> **Problem to solve**:
Whenever a line contains the string "this", copy it out of the entries.

┌─ Data provided

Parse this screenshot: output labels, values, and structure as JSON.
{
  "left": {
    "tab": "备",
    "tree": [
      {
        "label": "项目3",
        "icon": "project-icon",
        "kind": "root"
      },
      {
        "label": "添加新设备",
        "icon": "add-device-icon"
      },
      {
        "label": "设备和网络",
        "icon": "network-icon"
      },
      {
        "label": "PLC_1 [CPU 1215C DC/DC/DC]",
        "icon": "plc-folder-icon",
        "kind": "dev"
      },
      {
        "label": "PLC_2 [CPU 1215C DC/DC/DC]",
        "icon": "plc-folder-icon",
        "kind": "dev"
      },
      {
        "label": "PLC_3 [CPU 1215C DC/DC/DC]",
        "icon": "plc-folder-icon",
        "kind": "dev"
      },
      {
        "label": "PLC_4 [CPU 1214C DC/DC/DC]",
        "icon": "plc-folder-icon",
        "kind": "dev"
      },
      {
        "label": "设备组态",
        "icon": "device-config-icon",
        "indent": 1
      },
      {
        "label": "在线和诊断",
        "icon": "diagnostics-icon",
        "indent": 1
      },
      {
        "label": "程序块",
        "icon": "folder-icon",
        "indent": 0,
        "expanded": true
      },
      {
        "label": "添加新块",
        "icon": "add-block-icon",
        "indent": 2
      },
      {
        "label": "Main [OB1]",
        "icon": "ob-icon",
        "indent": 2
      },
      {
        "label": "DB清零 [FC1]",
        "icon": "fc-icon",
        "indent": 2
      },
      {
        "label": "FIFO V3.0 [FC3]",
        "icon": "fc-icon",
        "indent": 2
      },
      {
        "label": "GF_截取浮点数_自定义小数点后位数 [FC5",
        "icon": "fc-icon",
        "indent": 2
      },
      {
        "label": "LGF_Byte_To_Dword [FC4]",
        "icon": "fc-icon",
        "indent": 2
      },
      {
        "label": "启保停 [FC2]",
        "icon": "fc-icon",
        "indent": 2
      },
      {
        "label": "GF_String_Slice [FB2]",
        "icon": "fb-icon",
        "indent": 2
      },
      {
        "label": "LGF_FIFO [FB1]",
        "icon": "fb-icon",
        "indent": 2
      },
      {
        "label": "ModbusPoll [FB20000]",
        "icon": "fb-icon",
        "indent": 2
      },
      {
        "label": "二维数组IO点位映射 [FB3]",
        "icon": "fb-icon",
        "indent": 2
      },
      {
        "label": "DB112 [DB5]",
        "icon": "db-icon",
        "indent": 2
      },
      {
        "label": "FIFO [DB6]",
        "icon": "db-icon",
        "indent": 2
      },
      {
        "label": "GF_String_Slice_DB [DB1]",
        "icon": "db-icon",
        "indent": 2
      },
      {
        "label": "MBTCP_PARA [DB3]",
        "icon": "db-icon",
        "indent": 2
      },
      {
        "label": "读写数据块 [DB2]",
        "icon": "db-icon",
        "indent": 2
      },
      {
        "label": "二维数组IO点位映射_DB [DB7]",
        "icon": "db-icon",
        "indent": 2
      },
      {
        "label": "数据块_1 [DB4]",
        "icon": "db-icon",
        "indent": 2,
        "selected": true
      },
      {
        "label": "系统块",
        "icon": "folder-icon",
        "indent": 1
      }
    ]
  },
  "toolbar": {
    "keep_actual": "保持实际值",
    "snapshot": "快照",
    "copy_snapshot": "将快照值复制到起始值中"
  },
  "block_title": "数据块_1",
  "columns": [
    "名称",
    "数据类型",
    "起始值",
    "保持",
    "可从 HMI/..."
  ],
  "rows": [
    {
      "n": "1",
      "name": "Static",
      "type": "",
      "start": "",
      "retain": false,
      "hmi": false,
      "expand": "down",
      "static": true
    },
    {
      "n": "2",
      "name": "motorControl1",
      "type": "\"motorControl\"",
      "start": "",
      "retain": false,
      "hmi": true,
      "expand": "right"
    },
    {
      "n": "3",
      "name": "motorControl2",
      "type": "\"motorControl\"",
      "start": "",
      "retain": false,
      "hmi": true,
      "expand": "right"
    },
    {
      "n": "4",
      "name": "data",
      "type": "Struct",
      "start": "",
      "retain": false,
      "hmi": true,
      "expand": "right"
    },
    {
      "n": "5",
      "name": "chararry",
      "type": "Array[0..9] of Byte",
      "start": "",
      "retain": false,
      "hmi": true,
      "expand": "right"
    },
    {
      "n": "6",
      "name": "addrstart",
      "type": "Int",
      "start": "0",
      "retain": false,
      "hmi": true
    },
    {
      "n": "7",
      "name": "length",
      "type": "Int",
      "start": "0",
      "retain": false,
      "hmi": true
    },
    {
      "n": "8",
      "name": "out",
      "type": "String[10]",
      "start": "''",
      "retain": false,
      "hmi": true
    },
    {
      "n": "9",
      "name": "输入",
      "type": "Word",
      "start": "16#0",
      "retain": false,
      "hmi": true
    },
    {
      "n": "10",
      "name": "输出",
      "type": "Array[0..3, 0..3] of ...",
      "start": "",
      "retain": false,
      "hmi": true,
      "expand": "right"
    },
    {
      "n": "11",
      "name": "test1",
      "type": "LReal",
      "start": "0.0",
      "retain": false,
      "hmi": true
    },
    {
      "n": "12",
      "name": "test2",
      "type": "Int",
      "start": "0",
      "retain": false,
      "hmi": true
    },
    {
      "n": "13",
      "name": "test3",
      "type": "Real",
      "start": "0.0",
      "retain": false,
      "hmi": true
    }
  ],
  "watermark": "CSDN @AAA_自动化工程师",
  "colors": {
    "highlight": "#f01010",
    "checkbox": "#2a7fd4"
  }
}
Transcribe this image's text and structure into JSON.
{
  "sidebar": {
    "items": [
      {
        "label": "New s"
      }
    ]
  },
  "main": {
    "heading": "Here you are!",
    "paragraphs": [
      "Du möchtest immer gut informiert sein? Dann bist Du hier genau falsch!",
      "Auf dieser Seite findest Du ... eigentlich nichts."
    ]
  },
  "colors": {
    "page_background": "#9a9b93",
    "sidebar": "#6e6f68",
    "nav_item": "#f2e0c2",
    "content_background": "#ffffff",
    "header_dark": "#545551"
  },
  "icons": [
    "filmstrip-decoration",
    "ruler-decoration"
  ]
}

└─

> **Task answer**:
Parse this screenshot: output labels, values, and structure as JSON.
Transcribe this image's text and structure into JSON.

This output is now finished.